Data in this exercise ::
==================================================

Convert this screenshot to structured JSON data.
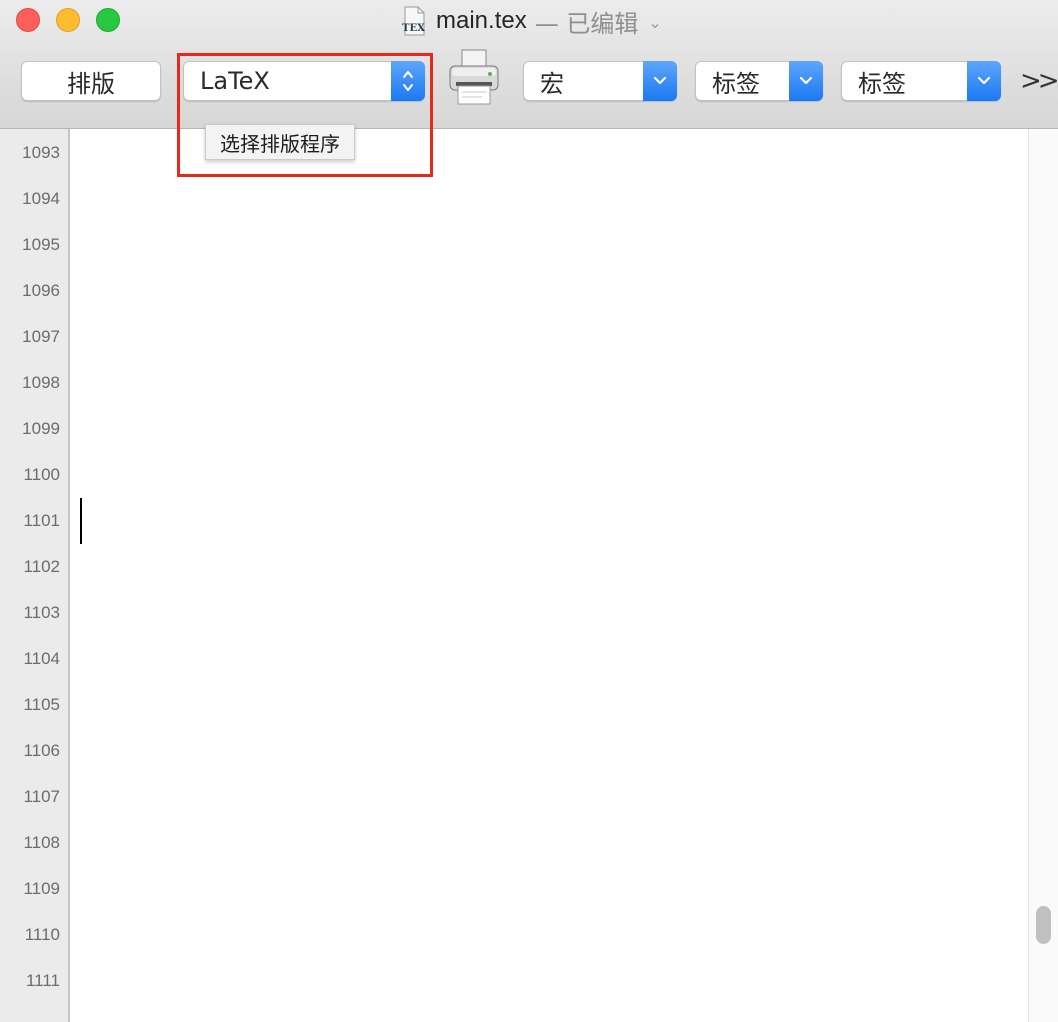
{
  "window": {
    "file_name": "main.tex",
    "edit_state": "— 已编辑",
    "title_menu_glyph": "⌄"
  },
  "toolbar": {
    "typeset_label": "排版",
    "engine_value": "LaTeX",
    "engine_tooltip": "选择排版程序",
    "print_icon": "printer-icon",
    "macro_label": "宏",
    "tag_label_1": "标签",
    "tag_label_2": "标签",
    "overflow_label": ">>"
  },
  "editor": {
    "line_numbers": [
      "1093",
      "1094",
      "1095",
      "1096",
      "1097",
      "1098",
      "1099",
      "1100",
      "1101",
      "1102",
      "1103",
      "1104",
      "1105",
      "1106",
      "1107",
      "1108",
      "1109",
      "1110",
      "1111"
    ],
    "caret_line": "1101"
  },
  "colors": {
    "close": "#fc5f57",
    "minimize": "#fdbc2e",
    "zoom": "#28c840",
    "accent": "#1c78f0",
    "highlight": "#e52a1b"
  }
}
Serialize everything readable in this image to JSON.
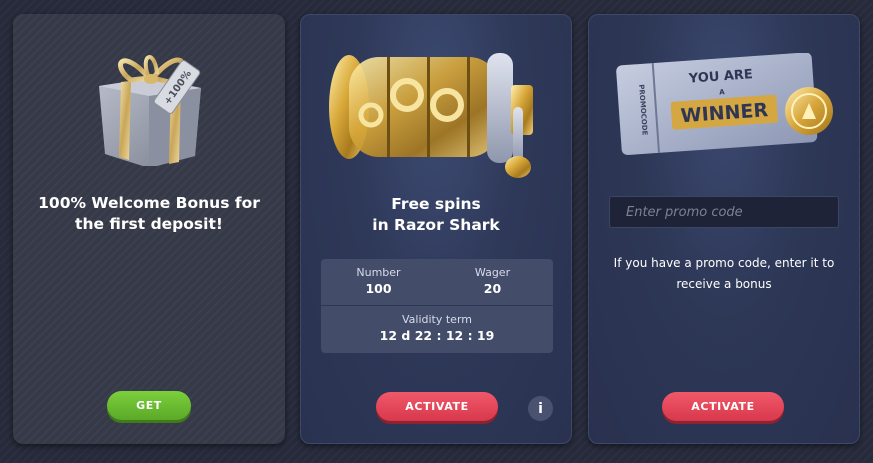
{
  "cards": [
    {
      "title_line1": "100% Welcome Bonus for",
      "title_line2": "the first deposit!",
      "tag_text": "+100%",
      "button_label": "GET",
      "button_color": "#6cbf32"
    },
    {
      "title_line1": "Free spins",
      "title_line2": "in Razor Shark",
      "number_label": "Number",
      "number_value": "100",
      "wager_label": "Wager",
      "wager_value": "20",
      "validity_label": "Validity term",
      "validity_value": "12 d 22 : 12 : 19",
      "button_label": "ACTIVATE",
      "button_color": "#e6475a",
      "info_label": "i"
    },
    {
      "ticket_side_text": "PROMOCODE",
      "ticket_line1": "YOU ARE",
      "ticket_line2": "A",
      "ticket_line3": "WINNER",
      "promo_placeholder": "Enter promo code",
      "description_line1": "If you have a promo code, enter it to",
      "description_line2": "receive a bonus",
      "button_label": "ACTIVATE",
      "button_color": "#e6475a"
    }
  ]
}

==================================================

Your task :: Repeat nothing but the lines from the one containing "Serialize everything readable" through the end of the entries, exactly, and skip the pictures.

Solution to this problem ::
Serialize everything readable in this image to JSON.
{
  "cards": [
    {
      "title_line1": "100% Welcome Bonus for",
      "title_line2": "the first deposit!",
      "tag_text": "+100%",
      "button_label": "GET",
      "button_color": "#6cbf32"
    },
    {
      "title_line1": "Free spins",
      "title_line2": "in Razor Shark",
      "number_label": "Number",
      "number_value": "100",
      "wager_label": "Wager",
      "wager_value": "20",
      "validity_label": "Validity term",
      "validity_value": "12 d 22 : 12 : 19",
      "button_label": "ACTIVATE",
      "button_color": "#e6475a",
      "info_label": "i"
    },
    {
      "ticket_side_text": "PROMOCODE",
      "ticket_line1": "YOU ARE",
      "ticket_line2": "A",
      "ticket_line3": "WINNER",
      "promo_placeholder": "Enter promo code",
      "description_line1": "If you have a promo code, enter it to",
      "description_line2": "receive a bonus",
      "button_label": "ACTIVATE",
      "button_color": "#e6475a"
    }
  ]
}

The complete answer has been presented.